(Figure record extracts)
——————————

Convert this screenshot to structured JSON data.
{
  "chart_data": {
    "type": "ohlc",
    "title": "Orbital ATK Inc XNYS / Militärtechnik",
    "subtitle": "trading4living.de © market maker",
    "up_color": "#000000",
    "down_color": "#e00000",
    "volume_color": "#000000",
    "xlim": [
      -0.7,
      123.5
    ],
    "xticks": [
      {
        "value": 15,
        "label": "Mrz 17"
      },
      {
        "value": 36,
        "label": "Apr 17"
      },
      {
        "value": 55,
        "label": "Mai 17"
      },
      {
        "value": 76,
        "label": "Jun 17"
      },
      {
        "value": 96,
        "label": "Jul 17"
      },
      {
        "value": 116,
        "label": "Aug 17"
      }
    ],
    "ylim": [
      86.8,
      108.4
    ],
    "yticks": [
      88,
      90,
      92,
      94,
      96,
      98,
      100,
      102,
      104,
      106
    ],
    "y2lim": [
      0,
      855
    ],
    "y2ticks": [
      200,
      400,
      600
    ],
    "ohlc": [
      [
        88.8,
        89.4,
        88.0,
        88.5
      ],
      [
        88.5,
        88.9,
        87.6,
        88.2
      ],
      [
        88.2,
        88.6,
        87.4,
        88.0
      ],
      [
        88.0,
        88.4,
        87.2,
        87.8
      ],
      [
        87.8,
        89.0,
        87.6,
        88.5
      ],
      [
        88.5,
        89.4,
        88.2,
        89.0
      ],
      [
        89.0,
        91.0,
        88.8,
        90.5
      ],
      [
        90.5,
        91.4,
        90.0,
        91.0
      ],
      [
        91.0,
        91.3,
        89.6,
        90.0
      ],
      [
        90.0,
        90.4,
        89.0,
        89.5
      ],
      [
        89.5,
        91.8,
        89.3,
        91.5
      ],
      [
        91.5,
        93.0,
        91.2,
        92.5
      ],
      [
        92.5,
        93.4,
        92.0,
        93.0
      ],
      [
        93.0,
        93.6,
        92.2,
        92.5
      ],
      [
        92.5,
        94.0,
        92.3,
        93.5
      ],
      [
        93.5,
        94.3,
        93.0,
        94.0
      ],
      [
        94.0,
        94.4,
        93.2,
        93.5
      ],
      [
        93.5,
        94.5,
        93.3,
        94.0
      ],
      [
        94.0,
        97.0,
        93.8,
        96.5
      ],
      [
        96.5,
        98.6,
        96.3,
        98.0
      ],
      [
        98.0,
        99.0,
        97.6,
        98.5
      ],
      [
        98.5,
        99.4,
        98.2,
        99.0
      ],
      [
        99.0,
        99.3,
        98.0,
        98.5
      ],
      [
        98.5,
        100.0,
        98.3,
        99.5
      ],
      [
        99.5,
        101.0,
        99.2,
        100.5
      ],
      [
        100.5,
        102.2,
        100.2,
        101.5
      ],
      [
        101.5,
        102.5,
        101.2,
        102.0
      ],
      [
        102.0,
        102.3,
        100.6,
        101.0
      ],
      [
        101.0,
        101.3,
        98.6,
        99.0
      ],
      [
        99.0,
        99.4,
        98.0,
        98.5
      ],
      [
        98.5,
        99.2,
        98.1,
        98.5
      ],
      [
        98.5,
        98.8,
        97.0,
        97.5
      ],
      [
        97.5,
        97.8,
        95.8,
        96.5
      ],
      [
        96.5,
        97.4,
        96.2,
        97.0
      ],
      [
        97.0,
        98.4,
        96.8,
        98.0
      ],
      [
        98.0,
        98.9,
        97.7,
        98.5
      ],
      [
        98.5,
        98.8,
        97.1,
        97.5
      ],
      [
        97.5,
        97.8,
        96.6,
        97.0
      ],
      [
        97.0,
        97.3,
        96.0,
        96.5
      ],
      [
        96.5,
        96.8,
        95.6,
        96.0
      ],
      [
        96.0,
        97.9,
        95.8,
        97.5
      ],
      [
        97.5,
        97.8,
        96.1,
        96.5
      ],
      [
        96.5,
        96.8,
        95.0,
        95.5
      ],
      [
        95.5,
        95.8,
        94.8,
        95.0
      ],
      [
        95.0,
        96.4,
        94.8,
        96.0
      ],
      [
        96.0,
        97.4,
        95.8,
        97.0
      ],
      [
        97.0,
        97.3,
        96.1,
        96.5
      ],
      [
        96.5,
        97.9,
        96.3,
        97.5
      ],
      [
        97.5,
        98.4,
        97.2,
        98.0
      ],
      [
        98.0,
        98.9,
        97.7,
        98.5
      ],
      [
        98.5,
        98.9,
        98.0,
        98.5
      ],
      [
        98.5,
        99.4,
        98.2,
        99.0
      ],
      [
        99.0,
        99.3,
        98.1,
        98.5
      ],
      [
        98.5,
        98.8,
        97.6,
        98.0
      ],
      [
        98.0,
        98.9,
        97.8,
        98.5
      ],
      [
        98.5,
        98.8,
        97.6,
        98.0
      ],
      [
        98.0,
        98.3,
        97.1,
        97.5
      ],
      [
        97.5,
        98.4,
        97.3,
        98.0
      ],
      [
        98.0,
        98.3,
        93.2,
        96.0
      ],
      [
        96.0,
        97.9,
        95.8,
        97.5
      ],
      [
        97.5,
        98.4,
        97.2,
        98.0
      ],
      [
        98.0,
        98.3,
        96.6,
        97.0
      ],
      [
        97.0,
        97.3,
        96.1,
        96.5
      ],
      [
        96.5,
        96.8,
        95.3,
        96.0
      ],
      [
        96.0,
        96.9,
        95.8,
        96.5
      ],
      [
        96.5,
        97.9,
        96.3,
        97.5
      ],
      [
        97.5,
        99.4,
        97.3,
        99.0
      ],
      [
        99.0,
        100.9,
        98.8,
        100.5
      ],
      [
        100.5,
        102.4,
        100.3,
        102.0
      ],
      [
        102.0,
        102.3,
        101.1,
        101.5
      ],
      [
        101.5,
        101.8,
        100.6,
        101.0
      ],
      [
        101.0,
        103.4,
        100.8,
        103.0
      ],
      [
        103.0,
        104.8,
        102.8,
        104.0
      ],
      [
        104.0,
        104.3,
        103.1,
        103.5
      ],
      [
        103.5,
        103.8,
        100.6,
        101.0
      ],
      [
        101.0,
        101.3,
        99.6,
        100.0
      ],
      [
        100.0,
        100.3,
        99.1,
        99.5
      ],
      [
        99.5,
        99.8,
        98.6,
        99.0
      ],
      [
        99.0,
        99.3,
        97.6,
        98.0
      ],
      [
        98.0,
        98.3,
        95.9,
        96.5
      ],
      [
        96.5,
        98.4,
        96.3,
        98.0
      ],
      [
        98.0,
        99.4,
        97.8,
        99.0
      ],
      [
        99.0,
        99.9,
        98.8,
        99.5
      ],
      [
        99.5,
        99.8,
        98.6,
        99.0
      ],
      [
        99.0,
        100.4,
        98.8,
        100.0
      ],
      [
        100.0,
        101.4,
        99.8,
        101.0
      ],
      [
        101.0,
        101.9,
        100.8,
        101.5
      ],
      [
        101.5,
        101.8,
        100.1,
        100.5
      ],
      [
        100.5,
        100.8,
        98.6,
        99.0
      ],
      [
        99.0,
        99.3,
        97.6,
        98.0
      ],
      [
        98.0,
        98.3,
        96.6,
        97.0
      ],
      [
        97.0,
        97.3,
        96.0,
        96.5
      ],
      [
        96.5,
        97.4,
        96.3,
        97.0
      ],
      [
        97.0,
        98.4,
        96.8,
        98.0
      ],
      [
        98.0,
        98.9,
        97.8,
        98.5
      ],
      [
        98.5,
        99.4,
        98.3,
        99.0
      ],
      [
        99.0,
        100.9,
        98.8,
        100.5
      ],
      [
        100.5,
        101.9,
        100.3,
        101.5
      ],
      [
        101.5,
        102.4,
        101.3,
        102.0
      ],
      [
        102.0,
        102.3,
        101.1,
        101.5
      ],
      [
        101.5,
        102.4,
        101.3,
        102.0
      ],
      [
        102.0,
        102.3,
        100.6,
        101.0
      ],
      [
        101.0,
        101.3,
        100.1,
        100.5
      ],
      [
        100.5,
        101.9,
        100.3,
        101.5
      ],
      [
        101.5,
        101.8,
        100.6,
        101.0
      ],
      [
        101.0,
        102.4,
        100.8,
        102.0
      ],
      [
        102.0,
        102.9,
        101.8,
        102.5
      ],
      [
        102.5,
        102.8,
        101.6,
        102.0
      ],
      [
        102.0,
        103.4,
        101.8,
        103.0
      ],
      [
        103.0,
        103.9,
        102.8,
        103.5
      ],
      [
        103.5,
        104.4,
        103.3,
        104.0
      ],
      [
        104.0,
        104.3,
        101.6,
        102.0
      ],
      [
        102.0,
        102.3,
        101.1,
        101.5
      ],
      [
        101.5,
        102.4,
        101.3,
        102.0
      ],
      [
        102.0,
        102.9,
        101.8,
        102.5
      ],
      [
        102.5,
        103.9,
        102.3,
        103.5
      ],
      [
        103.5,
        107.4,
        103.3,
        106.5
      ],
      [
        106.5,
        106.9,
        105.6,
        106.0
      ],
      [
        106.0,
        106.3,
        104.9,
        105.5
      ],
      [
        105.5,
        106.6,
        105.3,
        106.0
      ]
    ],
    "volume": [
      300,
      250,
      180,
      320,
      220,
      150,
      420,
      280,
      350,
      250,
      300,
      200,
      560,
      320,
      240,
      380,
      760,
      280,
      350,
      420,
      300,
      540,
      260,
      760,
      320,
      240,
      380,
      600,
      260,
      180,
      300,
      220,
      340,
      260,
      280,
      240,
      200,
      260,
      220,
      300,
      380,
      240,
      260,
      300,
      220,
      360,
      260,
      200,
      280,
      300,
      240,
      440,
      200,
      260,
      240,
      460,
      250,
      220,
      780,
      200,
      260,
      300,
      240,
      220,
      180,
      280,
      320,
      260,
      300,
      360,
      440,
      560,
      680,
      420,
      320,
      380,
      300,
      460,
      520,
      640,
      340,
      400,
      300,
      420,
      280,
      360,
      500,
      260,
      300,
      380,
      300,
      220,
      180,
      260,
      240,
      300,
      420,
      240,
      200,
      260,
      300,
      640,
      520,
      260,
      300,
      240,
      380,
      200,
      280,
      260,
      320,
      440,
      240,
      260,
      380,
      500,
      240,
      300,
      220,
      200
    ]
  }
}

——————————

WORK TO BE COMPLETED ▸ Copy out every line holding the string "label".

SOLUTION TO THE EXERCISE ▸
        "label": "Mrz 17"
        "label": "Apr 17"
        "label": "Mai 17"
        "label": "Jun 17"
        "label": "Jul 17"
        "label": "Aug 17"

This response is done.